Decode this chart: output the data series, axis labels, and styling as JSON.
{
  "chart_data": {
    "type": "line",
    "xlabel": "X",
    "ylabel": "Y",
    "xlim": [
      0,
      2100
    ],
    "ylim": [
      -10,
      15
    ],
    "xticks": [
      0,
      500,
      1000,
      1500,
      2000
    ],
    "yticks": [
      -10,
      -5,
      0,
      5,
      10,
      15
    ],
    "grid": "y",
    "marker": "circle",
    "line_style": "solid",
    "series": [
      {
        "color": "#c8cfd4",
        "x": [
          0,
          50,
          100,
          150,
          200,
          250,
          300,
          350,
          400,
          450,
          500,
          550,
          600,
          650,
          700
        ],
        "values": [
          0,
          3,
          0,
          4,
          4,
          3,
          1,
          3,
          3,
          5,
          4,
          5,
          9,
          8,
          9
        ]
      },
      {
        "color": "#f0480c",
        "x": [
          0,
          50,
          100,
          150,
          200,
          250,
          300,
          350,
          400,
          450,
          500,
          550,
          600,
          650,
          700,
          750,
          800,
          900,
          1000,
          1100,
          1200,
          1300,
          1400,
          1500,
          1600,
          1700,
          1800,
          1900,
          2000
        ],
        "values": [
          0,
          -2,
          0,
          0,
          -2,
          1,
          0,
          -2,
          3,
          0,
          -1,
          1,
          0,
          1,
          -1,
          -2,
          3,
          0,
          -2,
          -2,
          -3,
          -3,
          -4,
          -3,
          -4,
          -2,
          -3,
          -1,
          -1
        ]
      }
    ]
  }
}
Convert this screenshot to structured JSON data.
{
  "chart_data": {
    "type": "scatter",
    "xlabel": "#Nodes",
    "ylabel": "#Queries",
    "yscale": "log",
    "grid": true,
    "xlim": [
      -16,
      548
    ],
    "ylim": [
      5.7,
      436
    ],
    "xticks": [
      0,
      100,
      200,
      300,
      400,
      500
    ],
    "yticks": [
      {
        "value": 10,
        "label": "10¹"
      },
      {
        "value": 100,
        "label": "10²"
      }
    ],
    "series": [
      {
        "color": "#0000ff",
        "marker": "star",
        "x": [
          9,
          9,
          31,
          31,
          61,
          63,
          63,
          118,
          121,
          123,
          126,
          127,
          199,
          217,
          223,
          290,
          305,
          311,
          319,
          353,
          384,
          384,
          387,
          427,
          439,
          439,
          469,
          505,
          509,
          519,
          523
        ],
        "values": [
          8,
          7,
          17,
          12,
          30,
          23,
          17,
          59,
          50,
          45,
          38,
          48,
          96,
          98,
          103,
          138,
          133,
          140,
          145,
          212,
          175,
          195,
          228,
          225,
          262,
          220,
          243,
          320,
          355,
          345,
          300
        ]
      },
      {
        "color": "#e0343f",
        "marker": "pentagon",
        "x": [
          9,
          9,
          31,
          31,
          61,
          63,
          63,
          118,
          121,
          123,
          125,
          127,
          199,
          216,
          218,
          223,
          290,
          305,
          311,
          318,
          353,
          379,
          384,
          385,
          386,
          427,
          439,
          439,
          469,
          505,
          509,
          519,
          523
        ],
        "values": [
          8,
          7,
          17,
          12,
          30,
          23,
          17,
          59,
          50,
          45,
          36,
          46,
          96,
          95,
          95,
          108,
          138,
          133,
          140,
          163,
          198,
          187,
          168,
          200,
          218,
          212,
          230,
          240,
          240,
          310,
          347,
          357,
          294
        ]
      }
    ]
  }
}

=====

**Problem to solve**.
Every record above needs to be repeated word for word.

**Complete output**.
Decode this chart: output the data series, axis labels, and styling as JSON.
{
  "chart_data": {
    "type": "line",
    "xlabel": "X",
    "ylabel": "Y",
    "xlim": [
      0,
      2100
    ],
    "ylim": [
      -10,
      15
    ],
    "xticks": [
      0,
      500,
      1000,
      1500,
      2000
    ],
    "yticks": [
      -10,
      -5,
      0,
      5,
      10,
      15
    ],
    "grid": "y",
    "marker": "circle",
    "line_style": "solid",
    "series": [
      {
        "color": "#c8cfd4",
        "x": [
          0,
          50,
          100,
          150,
          200,
          250,
          300,
          350,
          400,
          450,
          500,
          550,
          600,
          650,
          700
        ],
        "values": [
          0,
          3,
          0,
          4,
          4,
          3,
          1,
          3,
          3,
          5,
          4,
          5,
          9,
          8,
          9
        ]
      },
      {
        "color": "#f0480c",
        "x": [
          0,
          50,
          100,
          150,
          200,
          250,
          300,
          350,
          400,
          450,
          500,
          550,
          600,
          650,
          700,
          750,
          800,
          900,
          1000,
          1100,
          1200,
          1300,
          1400,
          1500,
          1600,
          1700,
          1800,
          1900,
          2000
        ],
        "values": [
          0,
          -2,
          0,
          0,
          -2,
          1,
          0,
          -2,
          3,
          0,
          -1,
          1,
          0,
          1,
          -1,
          -2,
          3,
          0,
          -2,
          -2,
          -3,
          -3,
          -4,
          -3,
          -4,
          -2,
          -3,
          -1,
          -1
        ]
      }
    ]
  }
}
Convert this screenshot to structured JSON data.
{
  "chart_data": {
    "type": "scatter",
    "xlabel": "#Nodes",
    "ylabel": "#Queries",
    "yscale": "log",
    "grid": true,
    "xlim": [
      -16,
      548
    ],
    "ylim": [
      5.7,
      436
    ],
    "xticks": [
      0,
      100,
      200,
      300,
      400,
      500
    ],
    "yticks": [
      {
        "value": 10,
        "label": "10¹"
      },
      {
        "value": 100,
        "label": "10²"
      }
    ],
    "series": [
      {
        "color": "#0000ff",
        "marker": "star",
        "x": [
          9,
          9,
          31,
          31,
          61,
          63,
          63,
          118,
          121,
          123,
          126,
          127,
          199,
          217,
          223,
          290,
          305,
          311,
          319,
          353,
          384,
          384,
          387,
          427,
          439,
          439,
          469,
          505,
          509,
          519,
          523
        ],
        "values": [
          8,
          7,
          17,
          12,
          30,
          23,
          17,
          59,
          50,
          45,
          38,
          48,
          96,
          98,
          103,
          138,
          133,
          140,
          145,
          212,
          175,
          195,
          228,
          225,
          262,
          220,
          243,
          320,
          355,
          345,
          300
        ]
      },
      {
        "color": "#e0343f",
        "marker": "pentagon",
        "x": [
          9,
          9,
          31,
          31,
          61,
          63,
          63,
          118,
          121,
          123,
          125,
          127,
          199,
          216,
          218,
          223,
          290,
          305,
          311,
          318,
          353,
          379,
          384,
          385,
          386,
          427,
          439,
          439,
          469,
          505,
          509,
          519,
          523
        ],
        "values": [
          8,
          7,
          17,
          12,
          30,
          23,
          17,
          59,
          50,
          45,
          36,
          46,
          96,
          95,
          95,
          108,
          138,
          133,
          140,
          163,
          198,
          187,
          168,
          200,
          218,
          212,
          230,
          240,
          240,
          310,
          347,
          357,
          294
        ]
      }
    ]
  }
}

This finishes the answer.